Stated exercise =
Determine which lines contain the word "username", then copy those lines.

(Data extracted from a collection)

_ _ _ _

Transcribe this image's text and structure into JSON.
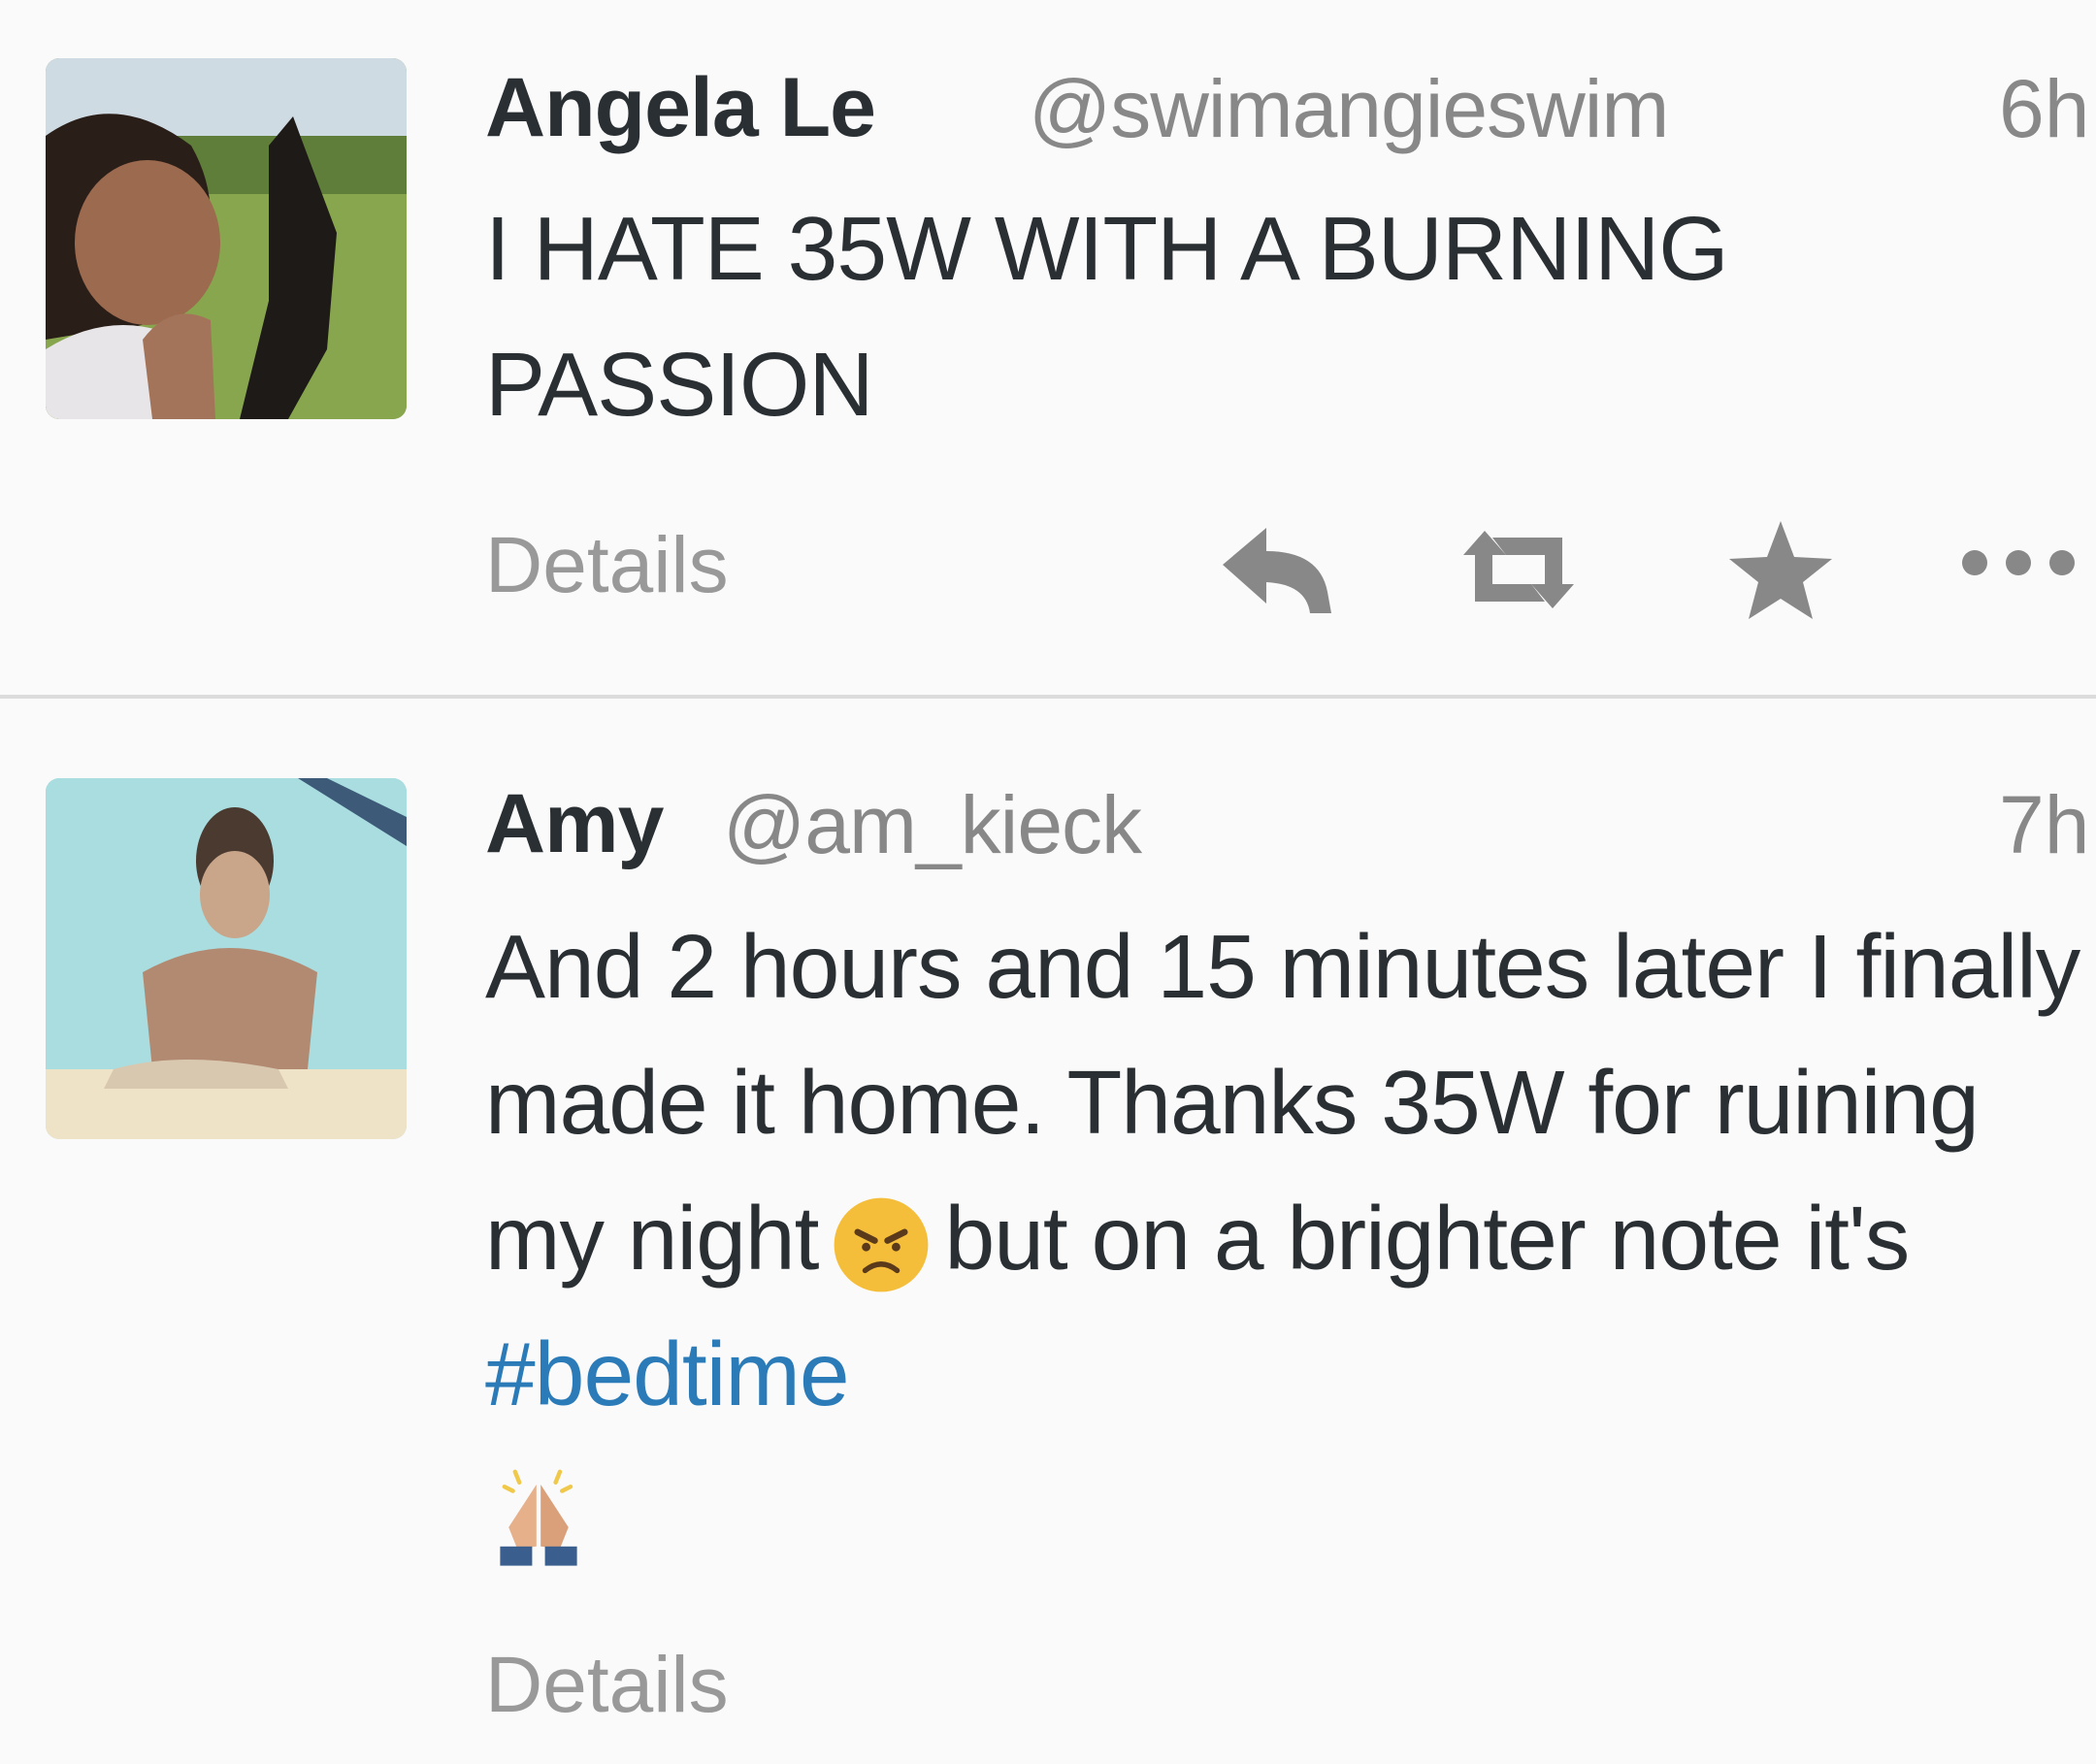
{
  "tweets": [
    {
      "fullname": "Angela Le",
      "username": "@swimangieswim",
      "timestamp": "6h",
      "text": "I HATE 35W WITH A BURNING PASSION",
      "details_label": "Details",
      "actions": [
        "reply-icon",
        "retweet-icon",
        "favorite-icon",
        "more-icon"
      ]
    },
    {
      "fullname": "Amy",
      "username": "@am_kieck",
      "timestamp": "7h",
      "text_parts": {
        "part1": "And 2 hours and 15 minutes later I finally made it home. Thanks 35W for ruining my night",
        "emoji1": "angry-face-emoji",
        "part2": "but on a brighter note it's",
        "hashtag": "#bedtime",
        "emoji2": "praying-hands-emoji"
      },
      "details_label": "Details"
    }
  ],
  "colors": {
    "background": "#fafafa",
    "text": "#292f33",
    "muted": "#999999",
    "hashtag": "#2b7bb9",
    "divider": "#dcdcdc"
  }
}
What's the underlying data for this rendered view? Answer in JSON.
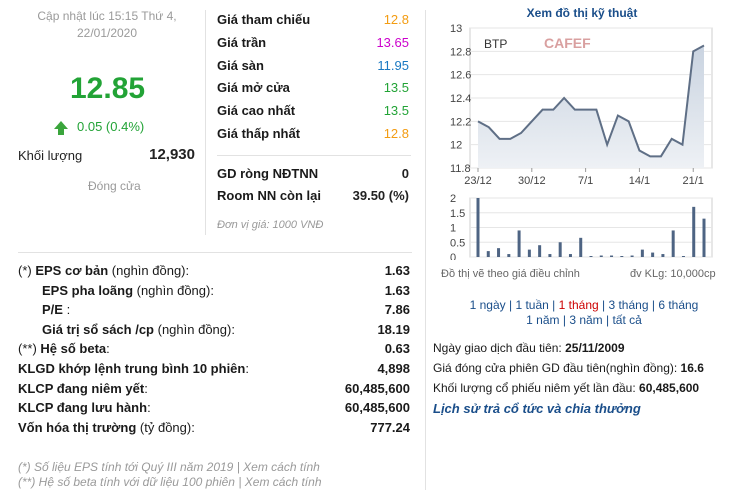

_ _ _ _

Completed task =
      "username": "@swimangieswim",
      "username": "@am_kieck",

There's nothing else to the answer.